Each record is to be transcribed exactly.

[Structured figure records]

•••

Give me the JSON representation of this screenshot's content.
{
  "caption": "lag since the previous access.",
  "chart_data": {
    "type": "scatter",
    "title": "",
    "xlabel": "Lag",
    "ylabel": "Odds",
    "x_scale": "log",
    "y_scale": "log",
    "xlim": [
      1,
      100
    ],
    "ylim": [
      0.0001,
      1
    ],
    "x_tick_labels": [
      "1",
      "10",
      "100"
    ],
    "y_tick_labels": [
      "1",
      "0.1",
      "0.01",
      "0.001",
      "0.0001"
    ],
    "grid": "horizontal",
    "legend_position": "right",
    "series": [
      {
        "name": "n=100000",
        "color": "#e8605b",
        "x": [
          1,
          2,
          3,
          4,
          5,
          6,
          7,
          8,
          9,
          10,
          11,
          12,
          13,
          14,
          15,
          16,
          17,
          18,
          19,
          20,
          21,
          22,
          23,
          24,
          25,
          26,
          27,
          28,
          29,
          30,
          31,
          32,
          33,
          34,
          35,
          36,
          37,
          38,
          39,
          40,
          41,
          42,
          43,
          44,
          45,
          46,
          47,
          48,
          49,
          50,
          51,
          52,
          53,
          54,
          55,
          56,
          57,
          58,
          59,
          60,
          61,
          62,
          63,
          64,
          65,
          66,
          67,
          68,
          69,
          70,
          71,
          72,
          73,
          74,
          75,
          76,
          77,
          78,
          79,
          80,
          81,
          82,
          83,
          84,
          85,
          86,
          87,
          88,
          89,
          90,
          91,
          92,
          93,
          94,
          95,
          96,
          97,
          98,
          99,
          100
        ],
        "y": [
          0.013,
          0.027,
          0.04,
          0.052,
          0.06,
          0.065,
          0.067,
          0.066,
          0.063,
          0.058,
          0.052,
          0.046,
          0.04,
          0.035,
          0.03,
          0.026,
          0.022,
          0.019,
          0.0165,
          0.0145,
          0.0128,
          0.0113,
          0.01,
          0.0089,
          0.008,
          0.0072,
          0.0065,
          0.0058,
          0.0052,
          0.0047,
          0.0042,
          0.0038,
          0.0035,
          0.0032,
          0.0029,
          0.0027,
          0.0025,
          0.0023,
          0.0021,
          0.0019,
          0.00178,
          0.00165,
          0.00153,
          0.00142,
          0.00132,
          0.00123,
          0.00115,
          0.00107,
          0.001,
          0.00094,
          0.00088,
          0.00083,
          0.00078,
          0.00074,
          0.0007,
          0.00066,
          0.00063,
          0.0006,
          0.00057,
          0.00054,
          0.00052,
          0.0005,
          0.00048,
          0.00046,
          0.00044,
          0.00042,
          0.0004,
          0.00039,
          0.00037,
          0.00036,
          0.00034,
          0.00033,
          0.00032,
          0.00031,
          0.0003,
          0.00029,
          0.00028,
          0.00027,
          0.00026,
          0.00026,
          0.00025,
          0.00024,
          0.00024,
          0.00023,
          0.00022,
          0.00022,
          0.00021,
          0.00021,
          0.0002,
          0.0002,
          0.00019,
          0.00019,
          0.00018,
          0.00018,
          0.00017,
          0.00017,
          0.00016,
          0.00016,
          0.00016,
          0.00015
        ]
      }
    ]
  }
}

•••

FULL RESPONSE
Give me the JSON representation of this screenshot's content.
{
  "caption": "lag since the previous access.",
  "chart_data": {
    "type": "scatter",
    "title": "",
    "xlabel": "Lag",
    "ylabel": "Odds",
    "x_scale": "log",
    "y_scale": "log",
    "xlim": [
      1,
      100
    ],
    "ylim": [
      0.0001,
      1
    ],
    "x_tick_labels": [
      "1",
      "10",
      "100"
    ],
    "y_tick_labels": [
      "1",
      "0.1",
      "0.01",
      "0.001",
      "0.0001"
    ],
    "grid": "horizontal",
    "legend_position": "right",
    "series": [
      {
        "name": "n=100000",
        "color": "#e8605b",
        "x": [
          1,
          2,
          3,
          4,
          5,
          6,
          7,
          8,
          9,
          10,
          11,
          12,
          13,
          14,
          15,
          16,
          17,
          18,
          19,
          20,
          21,
          22,
          23,
          24,
          25,
          26,
          27,
          28,
          29,
          30,
          31,
          32,
          33,
          34,
          35,
          36,
          37,
          38,
          39,
          40,
          41,
          42,
          43,
          44,
          45,
          46,
          47,
          48,
          49,
          50,
          51,
          52,
          53,
          54,
          55,
          56,
          57,
          58,
          59,
          60,
          61,
          62,
          63,
          64,
          65,
          66,
          67,
          68,
          69,
          70,
          71,
          72,
          73,
          74,
          75,
          76,
          77,
          78,
          79,
          80,
          81,
          82,
          83,
          84,
          85,
          86,
          87,
          88,
          89,
          90,
          91,
          92,
          93,
          94,
          95,
          96,
          97,
          98,
          99,
          100
        ],
        "y": [
          0.013,
          0.027,
          0.04,
          0.052,
          0.06,
          0.065,
          0.067,
          0.066,
          0.063,
          0.058,
          0.052,
          0.046,
          0.04,
          0.035,
          0.03,
          0.026,
          0.022,
          0.019,
          0.0165,
          0.0145,
          0.0128,
          0.0113,
          0.01,
          0.0089,
          0.008,
          0.0072,
          0.0065,
          0.0058,
          0.0052,
          0.0047,
          0.0042,
          0.0038,
          0.0035,
          0.0032,
          0.0029,
          0.0027,
          0.0025,
          0.0023,
          0.0021,
          0.0019,
          0.00178,
          0.00165,
          0.00153,
          0.00142,
          0.00132,
          0.00123,
          0.00115,
          0.00107,
          0.001,
          0.00094,
          0.00088,
          0.00083,
          0.00078,
          0.00074,
          0.0007,
          0.00066,
          0.00063,
          0.0006,
          0.00057,
          0.00054,
          0.00052,
          0.0005,
          0.00048,
          0.00046,
          0.00044,
          0.00042,
          0.0004,
          0.00039,
          0.00037,
          0.00036,
          0.00034,
          0.00033,
          0.00032,
          0.00031,
          0.0003,
          0.00029,
          0.00028,
          0.00027,
          0.00026,
          0.00026,
          0.00025,
          0.00024,
          0.00024,
          0.00023,
          0.00022,
          0.00022,
          0.00021,
          0.00021,
          0.0002,
          0.0002,
          0.00019,
          0.00019,
          0.00018,
          0.00018,
          0.00017,
          0.00017,
          0.00016,
          0.00016,
          0.00016,
          0.00015
        ]
      }
    ]
  }
}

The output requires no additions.